ITEMS:
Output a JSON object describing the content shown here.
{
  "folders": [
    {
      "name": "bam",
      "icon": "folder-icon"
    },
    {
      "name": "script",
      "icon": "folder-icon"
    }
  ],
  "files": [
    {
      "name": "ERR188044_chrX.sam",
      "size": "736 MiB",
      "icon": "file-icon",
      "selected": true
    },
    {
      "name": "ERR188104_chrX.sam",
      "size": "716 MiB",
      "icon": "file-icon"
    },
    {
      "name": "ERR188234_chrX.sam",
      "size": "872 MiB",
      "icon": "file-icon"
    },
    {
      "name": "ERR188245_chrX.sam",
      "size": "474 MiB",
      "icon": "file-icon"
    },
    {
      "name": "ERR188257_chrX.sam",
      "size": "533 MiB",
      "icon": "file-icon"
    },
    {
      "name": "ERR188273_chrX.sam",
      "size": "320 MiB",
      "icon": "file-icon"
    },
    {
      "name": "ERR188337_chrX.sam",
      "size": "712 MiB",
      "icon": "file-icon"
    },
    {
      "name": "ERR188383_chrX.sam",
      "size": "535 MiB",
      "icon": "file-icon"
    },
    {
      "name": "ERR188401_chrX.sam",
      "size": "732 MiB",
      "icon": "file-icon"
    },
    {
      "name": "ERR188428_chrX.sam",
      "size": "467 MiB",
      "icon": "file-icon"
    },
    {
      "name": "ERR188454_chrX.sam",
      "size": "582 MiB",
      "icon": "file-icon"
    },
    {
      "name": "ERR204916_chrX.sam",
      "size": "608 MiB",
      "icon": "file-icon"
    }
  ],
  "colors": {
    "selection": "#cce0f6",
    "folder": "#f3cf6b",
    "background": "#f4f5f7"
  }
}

GIVEN PROBLEM: Set down all of the records shown above once more, exactly.

CORRECT OUTPUT:
Output a JSON object describing the content shown here.
{
  "folders": [
    {
      "name": "bam",
      "icon": "folder-icon"
    },
    {
      "name": "script",
      "icon": "folder-icon"
    }
  ],
  "files": [
    {
      "name": "ERR188044_chrX.sam",
      "size": "736 MiB",
      "icon": "file-icon",
      "selected": true
    },
    {
      "name": "ERR188104_chrX.sam",
      "size": "716 MiB",
      "icon": "file-icon"
    },
    {
      "name": "ERR188234_chrX.sam",
      "size": "872 MiB",
      "icon": "file-icon"
    },
    {
      "name": "ERR188245_chrX.sam",
      "size": "474 MiB",
      "icon": "file-icon"
    },
    {
      "name": "ERR188257_chrX.sam",
      "size": "533 MiB",
      "icon": "file-icon"
    },
    {
      "name": "ERR188273_chrX.sam",
      "size": "320 MiB",
      "icon": "file-icon"
    },
    {
      "name": "ERR188337_chrX.sam",
      "size": "712 MiB",
      "icon": "file-icon"
    },
    {
      "name": "ERR188383_chrX.sam",
      "size": "535 MiB",
      "icon": "file-icon"
    },
    {
      "name": "ERR188401_chrX.sam",
      "size": "732 MiB",
      "icon": "file-icon"
    },
    {
      "name": "ERR188428_chrX.sam",
      "size": "467 MiB",
      "icon": "file-icon"
    },
    {
      "name": "ERR188454_chrX.sam",
      "size": "582 MiB",
      "icon": "file-icon"
    },
    {
      "name": "ERR204916_chrX.sam",
      "size": "608 MiB",
      "icon": "file-icon"
    }
  ],
  "colors": {
    "selection": "#cce0f6",
    "folder": "#f3cf6b",
    "background": "#f4f5f7"
  }
}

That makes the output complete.